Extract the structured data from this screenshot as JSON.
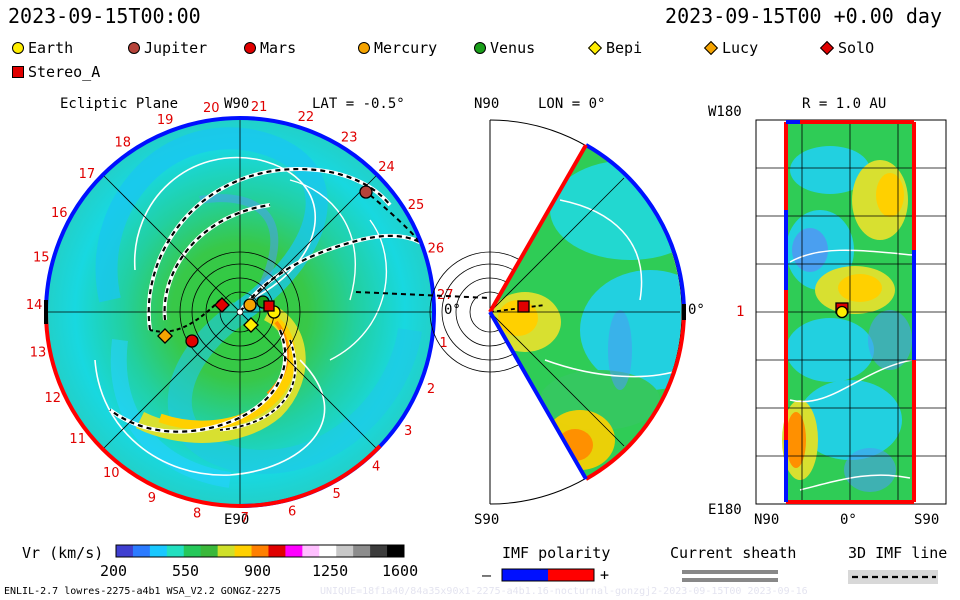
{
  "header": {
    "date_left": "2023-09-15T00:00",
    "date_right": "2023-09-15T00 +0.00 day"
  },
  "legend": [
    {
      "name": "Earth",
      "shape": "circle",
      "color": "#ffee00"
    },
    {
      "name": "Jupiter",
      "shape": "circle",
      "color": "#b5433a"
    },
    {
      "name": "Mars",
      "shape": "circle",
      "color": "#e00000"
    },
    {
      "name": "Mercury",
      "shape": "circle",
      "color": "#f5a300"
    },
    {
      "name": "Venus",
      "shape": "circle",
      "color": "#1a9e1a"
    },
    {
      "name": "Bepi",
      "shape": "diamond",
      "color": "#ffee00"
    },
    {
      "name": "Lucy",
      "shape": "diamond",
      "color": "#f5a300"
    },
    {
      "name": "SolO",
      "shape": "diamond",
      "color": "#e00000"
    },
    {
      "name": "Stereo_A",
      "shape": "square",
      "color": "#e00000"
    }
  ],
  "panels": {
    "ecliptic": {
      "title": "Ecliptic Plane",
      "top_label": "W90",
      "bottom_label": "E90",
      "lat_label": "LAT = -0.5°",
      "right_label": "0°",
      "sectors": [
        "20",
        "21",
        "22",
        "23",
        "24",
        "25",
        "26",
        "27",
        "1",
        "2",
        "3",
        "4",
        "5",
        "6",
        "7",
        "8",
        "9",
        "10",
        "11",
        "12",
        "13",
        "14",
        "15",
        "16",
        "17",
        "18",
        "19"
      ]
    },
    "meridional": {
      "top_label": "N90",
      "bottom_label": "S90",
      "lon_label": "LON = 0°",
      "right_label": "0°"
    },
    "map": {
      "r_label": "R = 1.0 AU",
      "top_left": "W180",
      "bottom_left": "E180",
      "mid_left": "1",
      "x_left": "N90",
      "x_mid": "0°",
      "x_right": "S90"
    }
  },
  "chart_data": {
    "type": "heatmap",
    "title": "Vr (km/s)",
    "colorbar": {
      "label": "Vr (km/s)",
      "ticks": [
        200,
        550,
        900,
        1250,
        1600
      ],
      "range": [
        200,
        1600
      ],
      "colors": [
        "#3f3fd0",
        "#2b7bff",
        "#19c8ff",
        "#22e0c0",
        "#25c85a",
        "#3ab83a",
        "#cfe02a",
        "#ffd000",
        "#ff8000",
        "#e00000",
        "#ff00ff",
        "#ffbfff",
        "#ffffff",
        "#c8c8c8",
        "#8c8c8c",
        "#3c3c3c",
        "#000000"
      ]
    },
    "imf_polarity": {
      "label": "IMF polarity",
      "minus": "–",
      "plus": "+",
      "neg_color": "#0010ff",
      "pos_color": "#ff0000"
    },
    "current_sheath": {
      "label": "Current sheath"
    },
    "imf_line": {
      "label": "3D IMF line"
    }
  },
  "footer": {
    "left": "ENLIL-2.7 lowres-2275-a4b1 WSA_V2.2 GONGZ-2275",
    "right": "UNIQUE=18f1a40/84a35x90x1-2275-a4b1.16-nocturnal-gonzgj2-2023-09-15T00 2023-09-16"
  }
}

^^^^^^^^^^^^^^^^

Stated exercise: Output an exact copy of the material, with the pictures removed.

Solution to this exercise:
Extract the structured data from this screenshot as JSON.
{
  "header": {
    "date_left": "2023-09-15T00:00",
    "date_right": "2023-09-15T00 +0.00 day"
  },
  "legend": [
    {
      "name": "Earth",
      "shape": "circle",
      "color": "#ffee00"
    },
    {
      "name": "Jupiter",
      "shape": "circle",
      "color": "#b5433a"
    },
    {
      "name": "Mars",
      "shape": "circle",
      "color": "#e00000"
    },
    {
      "name": "Mercury",
      "shape": "circle",
      "color": "#f5a300"
    },
    {
      "name": "Venus",
      "shape": "circle",
      "color": "#1a9e1a"
    },
    {
      "name": "Bepi",
      "shape": "diamond",
      "color": "#ffee00"
    },
    {
      "name": "Lucy",
      "shape": "diamond",
      "color": "#f5a300"
    },
    {
      "name": "SolO",
      "shape": "diamond",
      "color": "#e00000"
    },
    {
      "name": "Stereo_A",
      "shape": "square",
      "color": "#e00000"
    }
  ],
  "panels": {
    "ecliptic": {
      "title": "Ecliptic Plane",
      "top_label": "W90",
      "bottom_label": "E90",
      "lat_label": "LAT = -0.5°",
      "right_label": "0°",
      "sectors": [
        "20",
        "21",
        "22",
        "23",
        "24",
        "25",
        "26",
        "27",
        "1",
        "2",
        "3",
        "4",
        "5",
        "6",
        "7",
        "8",
        "9",
        "10",
        "11",
        "12",
        "13",
        "14",
        "15",
        "16",
        "17",
        "18",
        "19"
      ]
    },
    "meridional": {
      "top_label": "N90",
      "bottom_label": "S90",
      "lon_label": "LON = 0°",
      "right_label": "0°"
    },
    "map": {
      "r_label": "R = 1.0 AU",
      "top_left": "W180",
      "bottom_left": "E180",
      "mid_left": "1",
      "x_left": "N90",
      "x_mid": "0°",
      "x_right": "S90"
    }
  },
  "chart_data": {
    "type": "heatmap",
    "title": "Vr (km/s)",
    "colorbar": {
      "label": "Vr (km/s)",
      "ticks": [
        200,
        550,
        900,
        1250,
        1600
      ],
      "range": [
        200,
        1600
      ],
      "colors": [
        "#3f3fd0",
        "#2b7bff",
        "#19c8ff",
        "#22e0c0",
        "#25c85a",
        "#3ab83a",
        "#cfe02a",
        "#ffd000",
        "#ff8000",
        "#e00000",
        "#ff00ff",
        "#ffbfff",
        "#ffffff",
        "#c8c8c8",
        "#8c8c8c",
        "#3c3c3c",
        "#000000"
      ]
    },
    "imf_polarity": {
      "label": "IMF polarity",
      "minus": "–",
      "plus": "+",
      "neg_color": "#0010ff",
      "pos_color": "#ff0000"
    },
    "current_sheath": {
      "label": "Current sheath"
    },
    "imf_line": {
      "label": "3D IMF line"
    }
  },
  "footer": {
    "left": "ENLIL-2.7 lowres-2275-a4b1 WSA_V2.2 GONGZ-2275",
    "right": "UNIQUE=18f1a40/84a35x90x1-2275-a4b1.16-nocturnal-gonzgj2-2023-09-15T00 2023-09-16"
  }
}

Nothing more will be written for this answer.